=== RECORDS TO USE ===
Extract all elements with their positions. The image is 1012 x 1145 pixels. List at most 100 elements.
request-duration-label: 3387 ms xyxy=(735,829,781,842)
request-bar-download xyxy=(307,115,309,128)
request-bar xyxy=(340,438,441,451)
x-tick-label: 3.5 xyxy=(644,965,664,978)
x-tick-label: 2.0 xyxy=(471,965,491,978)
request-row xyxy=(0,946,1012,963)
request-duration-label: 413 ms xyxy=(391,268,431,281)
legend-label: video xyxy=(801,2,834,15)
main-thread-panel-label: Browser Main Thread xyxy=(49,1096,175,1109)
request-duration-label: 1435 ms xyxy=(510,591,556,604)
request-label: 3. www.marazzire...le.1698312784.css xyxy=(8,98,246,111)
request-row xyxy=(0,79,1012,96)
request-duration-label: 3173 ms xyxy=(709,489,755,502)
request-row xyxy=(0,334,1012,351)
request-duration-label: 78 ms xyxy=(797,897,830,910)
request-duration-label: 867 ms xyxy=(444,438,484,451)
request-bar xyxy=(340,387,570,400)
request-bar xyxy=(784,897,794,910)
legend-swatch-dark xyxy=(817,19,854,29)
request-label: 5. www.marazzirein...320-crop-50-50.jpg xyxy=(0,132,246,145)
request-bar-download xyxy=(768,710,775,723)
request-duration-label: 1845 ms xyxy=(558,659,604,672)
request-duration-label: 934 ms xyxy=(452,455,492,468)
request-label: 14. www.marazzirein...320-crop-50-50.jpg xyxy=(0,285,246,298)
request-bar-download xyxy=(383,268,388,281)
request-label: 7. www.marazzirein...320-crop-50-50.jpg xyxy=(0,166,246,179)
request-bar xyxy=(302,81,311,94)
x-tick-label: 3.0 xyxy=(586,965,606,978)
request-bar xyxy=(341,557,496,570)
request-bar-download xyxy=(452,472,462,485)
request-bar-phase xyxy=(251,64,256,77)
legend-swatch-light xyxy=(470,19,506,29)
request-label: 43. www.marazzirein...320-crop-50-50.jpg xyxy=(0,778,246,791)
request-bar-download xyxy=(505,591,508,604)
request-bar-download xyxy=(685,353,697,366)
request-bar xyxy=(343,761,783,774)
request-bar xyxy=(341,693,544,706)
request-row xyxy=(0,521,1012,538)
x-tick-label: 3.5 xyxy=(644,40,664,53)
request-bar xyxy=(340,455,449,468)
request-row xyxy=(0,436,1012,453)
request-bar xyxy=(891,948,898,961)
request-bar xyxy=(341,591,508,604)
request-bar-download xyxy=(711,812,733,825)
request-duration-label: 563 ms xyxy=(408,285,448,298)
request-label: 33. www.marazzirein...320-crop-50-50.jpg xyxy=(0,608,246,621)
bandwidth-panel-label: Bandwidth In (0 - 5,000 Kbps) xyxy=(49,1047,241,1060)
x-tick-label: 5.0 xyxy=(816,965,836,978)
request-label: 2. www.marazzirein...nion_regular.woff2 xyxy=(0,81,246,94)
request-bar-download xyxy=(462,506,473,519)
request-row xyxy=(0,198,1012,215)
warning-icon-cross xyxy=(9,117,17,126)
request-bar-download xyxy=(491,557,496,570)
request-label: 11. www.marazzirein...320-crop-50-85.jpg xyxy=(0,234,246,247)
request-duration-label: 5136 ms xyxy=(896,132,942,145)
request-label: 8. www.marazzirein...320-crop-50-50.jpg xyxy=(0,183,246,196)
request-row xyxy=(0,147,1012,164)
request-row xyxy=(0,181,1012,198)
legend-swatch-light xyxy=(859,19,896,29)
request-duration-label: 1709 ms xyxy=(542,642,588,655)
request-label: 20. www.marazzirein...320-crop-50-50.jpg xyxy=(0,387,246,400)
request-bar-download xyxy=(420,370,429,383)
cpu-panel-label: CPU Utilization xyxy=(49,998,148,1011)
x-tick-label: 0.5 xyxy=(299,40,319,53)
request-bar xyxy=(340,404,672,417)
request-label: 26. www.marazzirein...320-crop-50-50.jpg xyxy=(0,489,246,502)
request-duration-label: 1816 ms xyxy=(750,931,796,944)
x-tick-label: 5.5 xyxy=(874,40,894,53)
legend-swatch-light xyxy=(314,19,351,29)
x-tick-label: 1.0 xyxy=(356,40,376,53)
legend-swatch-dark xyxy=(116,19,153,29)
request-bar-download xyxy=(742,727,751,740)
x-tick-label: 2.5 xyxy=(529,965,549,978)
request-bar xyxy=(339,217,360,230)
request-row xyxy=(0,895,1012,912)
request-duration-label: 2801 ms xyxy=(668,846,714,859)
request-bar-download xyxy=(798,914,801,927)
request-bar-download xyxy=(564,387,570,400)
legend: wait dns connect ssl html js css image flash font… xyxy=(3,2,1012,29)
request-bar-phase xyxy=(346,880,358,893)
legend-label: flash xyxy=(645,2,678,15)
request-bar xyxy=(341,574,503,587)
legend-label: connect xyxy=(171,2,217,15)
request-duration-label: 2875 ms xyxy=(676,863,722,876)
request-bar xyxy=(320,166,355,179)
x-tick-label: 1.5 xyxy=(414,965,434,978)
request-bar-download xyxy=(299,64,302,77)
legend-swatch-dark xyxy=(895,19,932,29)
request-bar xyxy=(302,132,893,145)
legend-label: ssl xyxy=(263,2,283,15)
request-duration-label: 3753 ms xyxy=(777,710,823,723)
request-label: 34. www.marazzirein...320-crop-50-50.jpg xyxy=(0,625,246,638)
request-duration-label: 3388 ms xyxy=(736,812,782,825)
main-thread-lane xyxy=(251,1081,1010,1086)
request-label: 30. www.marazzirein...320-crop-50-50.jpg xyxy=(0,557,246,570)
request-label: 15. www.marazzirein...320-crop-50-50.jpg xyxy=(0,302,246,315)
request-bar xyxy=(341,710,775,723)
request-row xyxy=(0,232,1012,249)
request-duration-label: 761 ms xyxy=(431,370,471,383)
===
[WHAT TO PRODUCE]:
Return these entries line for line, without any changes.

[FULL ANSWER]:
Extract all elements with their positions. The image is 1012 x 1145 pixels. List at most 100 elements.
request-duration-label: 3387 ms xyxy=(735,829,781,842)
request-bar-download xyxy=(307,115,309,128)
request-bar xyxy=(340,438,441,451)
x-tick-label: 3.5 xyxy=(644,965,664,978)
x-tick-label: 2.0 xyxy=(471,965,491,978)
request-row xyxy=(0,946,1012,963)
request-duration-label: 413 ms xyxy=(391,268,431,281)
legend-label: video xyxy=(801,2,834,15)
main-thread-panel-label: Browser Main Thread xyxy=(49,1096,175,1109)
request-duration-label: 1435 ms xyxy=(510,591,556,604)
request-label: 3. www.marazzire...le.1698312784.css xyxy=(8,98,246,111)
request-row xyxy=(0,79,1012,96)
request-duration-label: 3173 ms xyxy=(709,489,755,502)
request-row xyxy=(0,334,1012,351)
request-duration-label: 78 ms xyxy=(797,897,830,910)
request-duration-label: 867 ms xyxy=(444,438,484,451)
request-bar xyxy=(340,387,570,400)
request-bar xyxy=(784,897,794,910)
legend-swatch-dark xyxy=(817,19,854,29)
request-label: 5. www.marazzirein...320-crop-50-50.jpg xyxy=(0,132,246,145)
request-bar-download xyxy=(768,710,775,723)
request-duration-label: 1845 ms xyxy=(558,659,604,672)
request-duration-label: 934 ms xyxy=(452,455,492,468)
request-label: 14. www.marazzirein...320-crop-50-50.jpg xyxy=(0,285,246,298)
request-bar-download xyxy=(383,268,388,281)
request-label: 7. www.marazzirein...320-crop-50-50.jpg xyxy=(0,166,246,179)
request-bar xyxy=(302,81,311,94)
x-tick-label: 3.0 xyxy=(586,965,606,978)
request-bar xyxy=(341,557,496,570)
request-bar-download xyxy=(452,472,462,485)
request-bar-phase xyxy=(251,64,256,77)
legend-swatch-light xyxy=(470,19,506,29)
request-label: 43. www.marazzirein...320-crop-50-50.jpg xyxy=(0,778,246,791)
request-bar-download xyxy=(505,591,508,604)
request-bar-download xyxy=(685,353,697,366)
request-bar xyxy=(343,761,783,774)
request-bar xyxy=(341,693,544,706)
request-row xyxy=(0,521,1012,538)
x-tick-label: 3.5 xyxy=(644,40,664,53)
request-bar xyxy=(340,455,449,468)
request-row xyxy=(0,436,1012,453)
request-bar xyxy=(891,948,898,961)
request-bar xyxy=(341,591,508,604)
request-bar-download xyxy=(711,812,733,825)
request-duration-label: 563 ms xyxy=(408,285,448,298)
request-label: 33. www.marazzirein...320-crop-50-50.jpg xyxy=(0,608,246,621)
bandwidth-panel-label: Bandwidth In (0 - 5,000 Kbps) xyxy=(49,1047,241,1060)
x-tick-label: 5.0 xyxy=(816,965,836,978)
request-label: 2. www.marazzirein...nion_regular.woff2 xyxy=(0,81,246,94)
request-bar-download xyxy=(462,506,473,519)
request-row xyxy=(0,198,1012,215)
warning-icon-cross xyxy=(9,117,17,126)
request-bar-download xyxy=(491,557,496,570)
request-label: 11. www.marazzirein...320-crop-50-85.jpg xyxy=(0,234,246,247)
request-duration-label: 5136 ms xyxy=(896,132,942,145)
request-label: 8. www.marazzirein...320-crop-50-50.jpg xyxy=(0,183,246,196)
request-row xyxy=(0,147,1012,164)
request-row xyxy=(0,181,1012,198)
legend-swatch-light xyxy=(859,19,896,29)
request-duration-label: 1709 ms xyxy=(542,642,588,655)
request-label: 20. www.marazzirein...320-crop-50-50.jpg xyxy=(0,387,246,400)
request-bar-download xyxy=(420,370,429,383)
cpu-panel-label: CPU Utilization xyxy=(49,998,148,1011)
x-tick-label: 0.5 xyxy=(299,40,319,53)
request-bar xyxy=(340,404,672,417)
request-label: 26. www.marazzirein...320-crop-50-50.jpg xyxy=(0,489,246,502)
request-duration-label: 1816 ms xyxy=(750,931,796,944)
x-tick-label: 5.5 xyxy=(874,40,894,53)
legend-swatch-light xyxy=(314,19,351,29)
x-tick-label: 1.0 xyxy=(356,40,376,53)
legend-swatch-dark xyxy=(116,19,153,29)
request-bar-download xyxy=(742,727,751,740)
x-tick-label: 2.5 xyxy=(529,965,549,978)
request-bar xyxy=(339,217,360,230)
request-row xyxy=(0,895,1012,912)
request-duration-label: 2801 ms xyxy=(668,846,714,859)
request-bar-download xyxy=(798,914,801,927)
request-bar-download xyxy=(564,387,570,400)
legend: wait dns connect ssl html js css image flash font… xyxy=(3,2,1012,29)
request-bar-phase xyxy=(346,880,358,893)
legend-label: flash xyxy=(645,2,678,15)
request-bar xyxy=(341,574,503,587)
legend-label: connect xyxy=(171,2,217,15)
request-duration-label: 2875 ms xyxy=(676,863,722,876)
request-bar xyxy=(320,166,355,179)
x-tick-label: 1.5 xyxy=(414,965,434,978)
request-bar-download xyxy=(299,64,302,77)
legend-swatch-dark xyxy=(895,19,932,29)
request-bar xyxy=(302,132,893,145)
legend-label: ssl xyxy=(263,2,283,15)
request-duration-label: 3753 ms xyxy=(777,710,823,723)
request-label: 34. www.marazzirein...320-crop-50-50.jpg xyxy=(0,625,246,638)
request-duration-label: 3388 ms xyxy=(736,812,782,825)
main-thread-lane xyxy=(251,1081,1010,1086)
request-label: 30. www.marazzirein...320-crop-50-50.jpg xyxy=(0,557,246,570)
request-label: 15. www.marazzirein...320-crop-50-50.jpg xyxy=(0,302,246,315)
request-bar xyxy=(341,710,775,723)
request-row xyxy=(0,232,1012,249)
request-duration-label: 761 ms xyxy=(431,370,471,383)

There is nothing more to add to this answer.